| What you will do |
Where a line of the material contains the string "nella", copy that line.

| Items from a dataset |
____________

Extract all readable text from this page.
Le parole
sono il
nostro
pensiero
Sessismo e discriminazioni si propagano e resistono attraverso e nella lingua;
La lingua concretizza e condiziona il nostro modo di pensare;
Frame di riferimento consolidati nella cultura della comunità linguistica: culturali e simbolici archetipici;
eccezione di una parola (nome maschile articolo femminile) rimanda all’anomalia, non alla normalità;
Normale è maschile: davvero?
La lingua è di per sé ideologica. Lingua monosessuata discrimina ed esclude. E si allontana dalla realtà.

____________

| Finished task |
Sessismo e discriminazioni si propagano e resistono attraverso e nella lingua;
Frame di riferimento consolidati nella cultura della comunità linguistica: culturali e simbolici archetipici;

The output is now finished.